== Given request ==
Would you copy out the whole listing exactly as given?

**** Records to process ****

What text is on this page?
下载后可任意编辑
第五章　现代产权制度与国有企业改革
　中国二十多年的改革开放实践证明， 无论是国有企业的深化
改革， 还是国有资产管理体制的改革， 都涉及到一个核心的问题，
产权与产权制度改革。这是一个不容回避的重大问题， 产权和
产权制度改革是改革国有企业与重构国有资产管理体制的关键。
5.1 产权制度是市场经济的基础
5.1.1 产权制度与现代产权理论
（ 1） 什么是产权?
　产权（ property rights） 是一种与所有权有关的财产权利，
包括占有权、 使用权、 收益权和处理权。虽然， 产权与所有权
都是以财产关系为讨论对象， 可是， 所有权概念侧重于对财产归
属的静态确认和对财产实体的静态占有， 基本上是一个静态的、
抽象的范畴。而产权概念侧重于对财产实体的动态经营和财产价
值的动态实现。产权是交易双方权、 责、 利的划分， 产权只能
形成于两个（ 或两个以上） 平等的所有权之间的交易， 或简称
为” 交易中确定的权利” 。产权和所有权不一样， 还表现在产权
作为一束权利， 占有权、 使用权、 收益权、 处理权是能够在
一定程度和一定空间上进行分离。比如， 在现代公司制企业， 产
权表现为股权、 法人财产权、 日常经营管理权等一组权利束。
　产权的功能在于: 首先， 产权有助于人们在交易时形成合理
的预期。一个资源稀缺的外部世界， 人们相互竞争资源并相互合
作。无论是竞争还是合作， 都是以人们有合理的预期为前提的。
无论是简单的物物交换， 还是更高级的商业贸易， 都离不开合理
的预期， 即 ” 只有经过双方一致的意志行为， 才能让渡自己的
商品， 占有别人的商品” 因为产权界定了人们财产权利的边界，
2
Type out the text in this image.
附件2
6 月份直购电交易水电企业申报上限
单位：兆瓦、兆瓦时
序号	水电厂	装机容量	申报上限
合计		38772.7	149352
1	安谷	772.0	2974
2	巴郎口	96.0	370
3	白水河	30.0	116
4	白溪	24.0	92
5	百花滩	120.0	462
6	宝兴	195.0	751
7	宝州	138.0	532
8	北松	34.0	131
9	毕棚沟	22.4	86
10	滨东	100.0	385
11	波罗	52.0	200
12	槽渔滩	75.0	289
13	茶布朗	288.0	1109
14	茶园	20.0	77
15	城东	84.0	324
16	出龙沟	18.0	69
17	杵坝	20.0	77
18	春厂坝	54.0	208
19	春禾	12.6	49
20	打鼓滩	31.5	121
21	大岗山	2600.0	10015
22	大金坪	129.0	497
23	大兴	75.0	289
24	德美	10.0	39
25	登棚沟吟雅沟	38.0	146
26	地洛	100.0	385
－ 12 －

****

== Result of the task ==
What text is on this page?
下载后可任意编辑
第五章　现代产权制度与国有企业改革
　中国二十多年的改革开放实践证明， 无论是国有企业的深化
改革， 还是国有资产管理体制的改革， 都涉及到一个核心的问题，
产权与产权制度改革。这是一个不容回避的重大问题， 产权和
产权制度改革是改革国有企业与重构国有资产管理体制的关键。
5.1 产权制度是市场经济的基础
5.1.1 产权制度与现代产权理论
（ 1） 什么是产权?
　产权（ property rights） 是一种与所有权有关的财产权利，
包括占有权、 使用权、 收益权和处理权。虽然， 产权与所有权
都是以财产关系为讨论对象， 可是， 所有权概念侧重于对财产归
属的静态确认和对财产实体的静态占有， 基本上是一个静态的、
抽象的范畴。而产权概念侧重于对财产实体的动态经营和财产价
值的动态实现。产权是交易双方权、 责、 利的划分， 产权只能
形成于两个（ 或两个以上） 平等的所有权之间的交易， 或简称
为” 交易中确定的权利” 。产权和所有权不一样， 还表现在产权
作为一束权利， 占有权、 使用权、 收益权、 处理权是能够在
一定程度和一定空间上进行分离。比如， 在现代公司制企业， 产
权表现为股权、 法人财产权、 日常经营管理权等一组权利束。
　产权的功能在于: 首先， 产权有助于人们在交易时形成合理
的预期。一个资源稀缺的外部世界， 人们相互竞争资源并相互合
作。无论是竞争还是合作， 都是以人们有合理的预期为前提的。
无论是简单的物物交换， 还是更高级的商业贸易， 都离不开合理
的预期， 即 ” 只有经过双方一致的意志行为， 才能让渡自己的
商品， 占有别人的商品” 因为产权界定了人们财产权利的边界，
2
Type out the text in this image.
附件2
6 月份直购电交易水电企业申报上限
单位：兆瓦、兆瓦时
序号	水电厂	装机容量	申报上限
合计		38772.7	149352
1	安谷	772.0	2974
2	巴郎口	96.0	370
3	白水河	30.0	116
4	白溪	24.0	92
5	百花滩	120.0	462
6	宝兴	195.0	751
7	宝州	138.0	532
8	北松	34.0	131
9	毕棚沟	22.4	86
10	滨东	100.0	385
11	波罗	52.0	200
12	槽渔滩	75.0	289
13	茶布朗	288.0	1109
14	茶园	20.0	77
15	城东	84.0	324
16	出龙沟	18.0	69
17	杵坝	20.0	77
18	春厂坝	54.0	208
19	春禾	12.6	49
20	打鼓滩	31.5	121
21	大岗山	2600.0	10015
22	大金坪	129.0	497
23	大兴	75.0	289
24	德美	10.0	39
25	登棚沟吟雅沟	38.0	146
26	地洛	100.0	385
－ 12 －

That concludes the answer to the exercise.